● **Given exercise**:
Give the data below again exactly as written, without its pictures.

Dataset entries on figures
===
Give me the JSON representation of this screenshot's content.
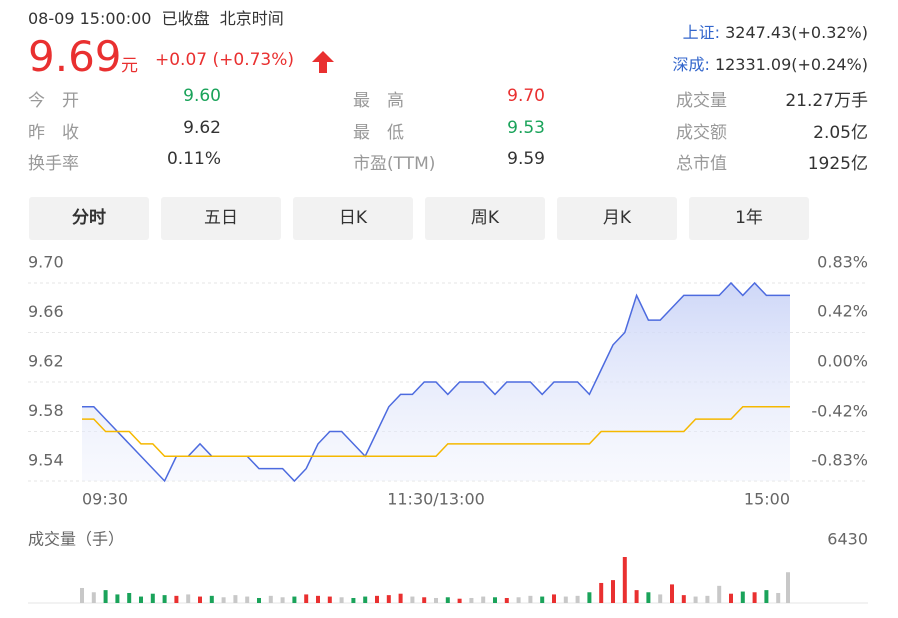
{
  "header": {
    "datetime": "08-09 15:00:00",
    "status": "已收盘",
    "timezone": "北京时间",
    "price": "9.69",
    "unit": "元",
    "change": "+0.07",
    "change_pct": "(+0.73%)",
    "indices": [
      {
        "name": "上证:",
        "value": "3247.43(+0.32%)"
      },
      {
        "name": "深成:",
        "value": "12331.09(+0.24%)"
      }
    ]
  },
  "stats": [
    [
      {
        "label": "今　开",
        "value": "9.60",
        "color": "#1aa35a"
      },
      {
        "label": "最　高",
        "value": "9.70",
        "color": "#e93030"
      },
      {
        "label": "成交量",
        "value": "21.27万手",
        "color": "#333333"
      }
    ],
    [
      {
        "label": "昨　收",
        "value": "9.62",
        "color": "#333333"
      },
      {
        "label": "最　低",
        "value": "9.53",
        "color": "#1aa35a"
      },
      {
        "label": "成交额",
        "value": "2.05亿",
        "color": "#333333"
      }
    ],
    [
      {
        "label": "换手率",
        "value": "0.11%",
        "color": "#333333"
      },
      {
        "label": "市盈(TTM)",
        "value": "9.59",
        "color": "#333333"
      },
      {
        "label": "总市值",
        "value": "1925亿",
        "color": "#333333"
      }
    ]
  ],
  "tabs": [
    "分时",
    "五日",
    "日K",
    "周K",
    "月K",
    "1年"
  ],
  "chart_data": [
    {
      "type": "line",
      "x": [
        0,
        4,
        8,
        12,
        16,
        20,
        24,
        28,
        32,
        36,
        40,
        44,
        48,
        52,
        56,
        60,
        64,
        68,
        72,
        76,
        80,
        84,
        88,
        92,
        96,
        100,
        104,
        108,
        112,
        116,
        120,
        124,
        128,
        132,
        136,
        140,
        144,
        148,
        152,
        156,
        160,
        164,
        168,
        172,
        176,
        180,
        184,
        188,
        192,
        196,
        200,
        204,
        208,
        212,
        216,
        220,
        224,
        228,
        232,
        236,
        240
      ],
      "xlim": [
        0,
        240
      ],
      "xticks": [
        {
          "value": 0,
          "label": "09:30"
        },
        {
          "value": 120,
          "label": "11:30/13:00"
        },
        {
          "value": 240,
          "label": "15:00"
        }
      ],
      "series": [
        {
          "color": "#4d6bdf",
          "values": [
            9.6,
            9.6,
            9.59,
            9.58,
            9.57,
            9.56,
            9.55,
            9.54,
            9.56,
            9.56,
            9.57,
            9.56,
            9.56,
            9.56,
            9.56,
            9.55,
            9.55,
            9.55,
            9.54,
            9.55,
            9.57,
            9.58,
            9.58,
            9.57,
            9.56,
            9.58,
            9.6,
            9.61,
            9.61,
            9.62,
            9.62,
            9.61,
            9.62,
            9.62,
            9.62,
            9.61,
            9.62,
            9.62,
            9.62,
            9.61,
            9.62,
            9.62,
            9.62,
            9.61,
            9.63,
            9.65,
            9.66,
            9.69,
            9.67,
            9.67,
            9.68,
            9.69,
            9.69,
            9.69,
            9.69,
            9.7,
            9.69,
            9.7,
            9.69,
            9.69,
            9.69
          ]
        },
        {
          "color": "#f5b800",
          "values": [
            9.59,
            9.59,
            9.58,
            9.58,
            9.58,
            9.57,
            9.57,
            9.56,
            9.56,
            9.56,
            9.56,
            9.56,
            9.56,
            9.56,
            9.56,
            9.56,
            9.56,
            9.56,
            9.56,
            9.56,
            9.56,
            9.56,
            9.56,
            9.56,
            9.56,
            9.56,
            9.56,
            9.56,
            9.56,
            9.56,
            9.56,
            9.57,
            9.57,
            9.57,
            9.57,
            9.57,
            9.57,
            9.57,
            9.57,
            9.57,
            9.57,
            9.57,
            9.57,
            9.57,
            9.58,
            9.58,
            9.58,
            9.58,
            9.58,
            9.58,
            9.58,
            9.58,
            9.59,
            9.59,
            9.59,
            9.59,
            9.6,
            9.6,
            9.6,
            9.6,
            9.6
          ]
        }
      ],
      "ylim": [
        9.54,
        9.7
      ],
      "yticks": [
        {
          "value": 9.7,
          "label": "9.70"
        },
        {
          "value": 9.66,
          "label": "9.66"
        },
        {
          "value": 9.62,
          "label": "9.62"
        },
        {
          "value": 9.58,
          "label": "9.58"
        },
        {
          "value": 9.54,
          "label": "9.54"
        }
      ],
      "y2lim": [
        -0.83,
        0.83
      ],
      "y2ticks": [
        {
          "value": 0.83,
          "label": "0.83%"
        },
        {
          "value": 0.42,
          "label": "0.42%"
        },
        {
          "value": 0,
          "label": "0.00%"
        },
        {
          "value": -0.42,
          "label": "-0.42%"
        },
        {
          "value": -0.83,
          "label": "-0.83%"
        }
      ],
      "grid": true
    },
    {
      "type": "bar",
      "title": "成交量（手）",
      "values": [
        2100,
        1500,
        1800,
        1200,
        1400,
        900,
        1300,
        1100,
        1000,
        1200,
        900,
        1000,
        800,
        1100,
        900,
        700,
        1000,
        800,
        900,
        1200,
        1000,
        900,
        800,
        700,
        900,
        1000,
        1100,
        1300,
        900,
        800,
        700,
        800,
        600,
        700,
        900,
        800,
        700,
        800,
        1000,
        900,
        1200,
        900,
        1000,
        1500,
        2800,
        3200,
        6430,
        1800,
        1500,
        1200,
        2600,
        1100,
        900,
        1000,
        2400,
        1300,
        1600,
        1500,
        1800,
        1400,
        4300
      ],
      "ylim": [
        0,
        6430
      ],
      "yticks": [
        6430
      ],
      "up_color": "#e93030",
      "down_color": "#1aa35a",
      "flat_color": "#c8c8c8"
    }
  ]
}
===
● **The answer**:
Give me the JSON representation of this screenshot's content.
{
  "header": {
    "datetime": "08-09 15:00:00",
    "status": "已收盘",
    "timezone": "北京时间",
    "price": "9.69",
    "unit": "元",
    "change": "+0.07",
    "change_pct": "(+0.73%)",
    "indices": [
      {
        "name": "上证:",
        "value": "3247.43(+0.32%)"
      },
      {
        "name": "深成:",
        "value": "12331.09(+0.24%)"
      }
    ]
  },
  "stats": [
    [
      {
        "label": "今　开",
        "value": "9.60",
        "color": "#1aa35a"
      },
      {
        "label": "最　高",
        "value": "9.70",
        "color": "#e93030"
      },
      {
        "label": "成交量",
        "value": "21.27万手",
        "color": "#333333"
      }
    ],
    [
      {
        "label": "昨　收",
        "value": "9.62",
        "color": "#333333"
      },
      {
        "label": "最　低",
        "value": "9.53",
        "color": "#1aa35a"
      },
      {
        "label": "成交额",
        "value": "2.05亿",
        "color": "#333333"
      }
    ],
    [
      {
        "label": "换手率",
        "value": "0.11%",
        "color": "#333333"
      },
      {
        "label": "市盈(TTM)",
        "value": "9.59",
        "color": "#333333"
      },
      {
        "label": "总市值",
        "value": "1925亿",
        "color": "#333333"
      }
    ]
  ],
  "tabs": [
    "分时",
    "五日",
    "日K",
    "周K",
    "月K",
    "1年"
  ],
  "chart_data": [
    {
      "type": "line",
      "x": [
        0,
        4,
        8,
        12,
        16,
        20,
        24,
        28,
        32,
        36,
        40,
        44,
        48,
        52,
        56,
        60,
        64,
        68,
        72,
        76,
        80,
        84,
        88,
        92,
        96,
        100,
        104,
        108,
        112,
        116,
        120,
        124,
        128,
        132,
        136,
        140,
        144,
        148,
        152,
        156,
        160,
        164,
        168,
        172,
        176,
        180,
        184,
        188,
        192,
        196,
        200,
        204,
        208,
        212,
        216,
        220,
        224,
        228,
        232,
        236,
        240
      ],
      "xlim": [
        0,
        240
      ],
      "xticks": [
        {
          "value": 0,
          "label": "09:30"
        },
        {
          "value": 120,
          "label": "11:30/13:00"
        },
        {
          "value": 240,
          "label": "15:00"
        }
      ],
      "series": [
        {
          "color": "#4d6bdf",
          "values": [
            9.6,
            9.6,
            9.59,
            9.58,
            9.57,
            9.56,
            9.55,
            9.54,
            9.56,
            9.56,
            9.57,
            9.56,
            9.56,
            9.56,
            9.56,
            9.55,
            9.55,
            9.55,
            9.54,
            9.55,
            9.57,
            9.58,
            9.58,
            9.57,
            9.56,
            9.58,
            9.6,
            9.61,
            9.61,
            9.62,
            9.62,
            9.61,
            9.62,
            9.62,
            9.62,
            9.61,
            9.62,
            9.62,
            9.62,
            9.61,
            9.62,
            9.62,
            9.62,
            9.61,
            9.63,
            9.65,
            9.66,
            9.69,
            9.67,
            9.67,
            9.68,
            9.69,
            9.69,
            9.69,
            9.69,
            9.7,
            9.69,
            9.7,
            9.69,
            9.69,
            9.69
          ]
        },
        {
          "color": "#f5b800",
          "values": [
            9.59,
            9.59,
            9.58,
            9.58,
            9.58,
            9.57,
            9.57,
            9.56,
            9.56,
            9.56,
            9.56,
            9.56,
            9.56,
            9.56,
            9.56,
            9.56,
            9.56,
            9.56,
            9.56,
            9.56,
            9.56,
            9.56,
            9.56,
            9.56,
            9.56,
            9.56,
            9.56,
            9.56,
            9.56,
            9.56,
            9.56,
            9.57,
            9.57,
            9.57,
            9.57,
            9.57,
            9.57,
            9.57,
            9.57,
            9.57,
            9.57,
            9.57,
            9.57,
            9.57,
            9.58,
            9.58,
            9.58,
            9.58,
            9.58,
            9.58,
            9.58,
            9.58,
            9.59,
            9.59,
            9.59,
            9.59,
            9.6,
            9.6,
            9.6,
            9.6,
            9.6
          ]
        }
      ],
      "ylim": [
        9.54,
        9.7
      ],
      "yticks": [
        {
          "value": 9.7,
          "label": "9.70"
        },
        {
          "value": 9.66,
          "label": "9.66"
        },
        {
          "value": 9.62,
          "label": "9.62"
        },
        {
          "value": 9.58,
          "label": "9.58"
        },
        {
          "value": 9.54,
          "label": "9.54"
        }
      ],
      "y2lim": [
        -0.83,
        0.83
      ],
      "y2ticks": [
        {
          "value": 0.83,
          "label": "0.83%"
        },
        {
          "value": 0.42,
          "label": "0.42%"
        },
        {
          "value": 0,
          "label": "0.00%"
        },
        {
          "value": -0.42,
          "label": "-0.42%"
        },
        {
          "value": -0.83,
          "label": "-0.83%"
        }
      ],
      "grid": true
    },
    {
      "type": "bar",
      "title": "成交量（手）",
      "values": [
        2100,
        1500,
        1800,
        1200,
        1400,
        900,
        1300,
        1100,
        1000,
        1200,
        900,
        1000,
        800,
        1100,
        900,
        700,
        1000,
        800,
        900,
        1200,
        1000,
        900,
        800,
        700,
        900,
        1000,
        1100,
        1300,
        900,
        800,
        700,
        800,
        600,
        700,
        900,
        800,
        700,
        800,
        1000,
        900,
        1200,
        900,
        1000,
        1500,
        2800,
        3200,
        6430,
        1800,
        1500,
        1200,
        2600,
        1100,
        900,
        1000,
        2400,
        1300,
        1600,
        1500,
        1800,
        1400,
        4300
      ],
      "ylim": [
        0,
        6430
      ],
      "yticks": [
        6430
      ],
      "up_color": "#e93030",
      "down_color": "#1aa35a",
      "flat_color": "#c8c8c8"
    }
  ]
}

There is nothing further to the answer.